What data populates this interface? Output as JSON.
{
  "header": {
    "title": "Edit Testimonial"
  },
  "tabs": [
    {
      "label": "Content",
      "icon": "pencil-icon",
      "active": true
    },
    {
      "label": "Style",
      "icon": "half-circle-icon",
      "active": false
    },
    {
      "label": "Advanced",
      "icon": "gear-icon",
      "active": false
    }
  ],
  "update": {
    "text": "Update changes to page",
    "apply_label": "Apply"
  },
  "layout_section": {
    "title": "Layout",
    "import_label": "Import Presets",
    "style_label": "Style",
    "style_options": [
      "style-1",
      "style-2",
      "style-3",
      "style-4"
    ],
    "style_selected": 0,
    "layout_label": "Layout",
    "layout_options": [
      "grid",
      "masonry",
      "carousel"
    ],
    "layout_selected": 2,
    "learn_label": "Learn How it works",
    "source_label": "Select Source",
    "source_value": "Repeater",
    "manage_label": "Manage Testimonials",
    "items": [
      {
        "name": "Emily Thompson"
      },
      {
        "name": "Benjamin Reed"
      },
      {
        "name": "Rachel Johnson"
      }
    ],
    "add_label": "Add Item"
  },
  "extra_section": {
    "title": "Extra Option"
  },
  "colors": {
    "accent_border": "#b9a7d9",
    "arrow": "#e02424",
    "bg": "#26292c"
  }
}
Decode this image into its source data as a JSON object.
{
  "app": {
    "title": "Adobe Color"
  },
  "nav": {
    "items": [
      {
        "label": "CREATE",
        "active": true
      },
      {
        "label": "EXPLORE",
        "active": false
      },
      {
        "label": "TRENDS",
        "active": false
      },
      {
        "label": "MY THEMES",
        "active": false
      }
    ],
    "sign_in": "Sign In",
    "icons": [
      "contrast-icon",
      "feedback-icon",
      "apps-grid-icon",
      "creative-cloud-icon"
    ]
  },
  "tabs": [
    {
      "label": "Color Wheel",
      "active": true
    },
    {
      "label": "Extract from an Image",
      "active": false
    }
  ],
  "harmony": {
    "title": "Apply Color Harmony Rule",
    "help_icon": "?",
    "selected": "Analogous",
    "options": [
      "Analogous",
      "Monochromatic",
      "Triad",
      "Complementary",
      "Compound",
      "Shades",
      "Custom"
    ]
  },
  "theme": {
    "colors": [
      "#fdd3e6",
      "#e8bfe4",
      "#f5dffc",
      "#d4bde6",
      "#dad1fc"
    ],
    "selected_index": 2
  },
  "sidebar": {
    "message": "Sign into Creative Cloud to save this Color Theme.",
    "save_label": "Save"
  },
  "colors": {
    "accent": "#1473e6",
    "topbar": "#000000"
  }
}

**What this task involves**
Reproduce the records in full, exactly as written.

**Final answer**
What data populates this interface? Output as JSON.
{
  "header": {
    "title": "Edit Testimonial"
  },
  "tabs": [
    {
      "label": "Content",
      "icon": "pencil-icon",
      "active": true
    },
    {
      "label": "Style",
      "icon": "half-circle-icon",
      "active": false
    },
    {
      "label": "Advanced",
      "icon": "gear-icon",
      "active": false
    }
  ],
  "update": {
    "text": "Update changes to page",
    "apply_label": "Apply"
  },
  "layout_section": {
    "title": "Layout",
    "import_label": "Import Presets",
    "style_label": "Style",
    "style_options": [
      "style-1",
      "style-2",
      "style-3",
      "style-4"
    ],
    "style_selected": 0,
    "layout_label": "Layout",
    "layout_options": [
      "grid",
      "masonry",
      "carousel"
    ],
    "layout_selected": 2,
    "learn_label": "Learn How it works",
    "source_label": "Select Source",
    "source_value": "Repeater",
    "manage_label": "Manage Testimonials",
    "items": [
      {
        "name": "Emily Thompson"
      },
      {
        "name": "Benjamin Reed"
      },
      {
        "name": "Rachel Johnson"
      }
    ],
    "add_label": "Add Item"
  },
  "extra_section": {
    "title": "Extra Option"
  },
  "colors": {
    "accent_border": "#b9a7d9",
    "arrow": "#e02424",
    "bg": "#26292c"
  }
}
Decode this image into its source data as a JSON object.
{
  "app": {
    "title": "Adobe Color"
  },
  "nav": {
    "items": [
      {
        "label": "CREATE",
        "active": true
      },
      {
        "label": "EXPLORE",
        "active": false
      },
      {
        "label": "TRENDS",
        "active": false
      },
      {
        "label": "MY THEMES",
        "active": false
      }
    ],
    "sign_in": "Sign In",
    "icons": [
      "contrast-icon",
      "feedback-icon",
      "apps-grid-icon",
      "creative-cloud-icon"
    ]
  },
  "tabs": [
    {
      "label": "Color Wheel",
      "active": true
    },
    {
      "label": "Extract from an Image",
      "active": false
    }
  ],
  "harmony": {
    "title": "Apply Color Harmony Rule",
    "help_icon": "?",
    "selected": "Analogous",
    "options": [
      "Analogous",
      "Monochromatic",
      "Triad",
      "Complementary",
      "Compound",
      "Shades",
      "Custom"
    ]
  },
  "theme": {
    "colors": [
      "#fdd3e6",
      "#e8bfe4",
      "#f5dffc",
      "#d4bde6",
      "#dad1fc"
    ],
    "selected_index": 2
  },
  "sidebar": {
    "message": "Sign into Creative Cloud to save this Color Theme.",
    "save_label": "Save"
  },
  "colors": {
    "accent": "#1473e6",
    "topbar": "#000000"
  }
}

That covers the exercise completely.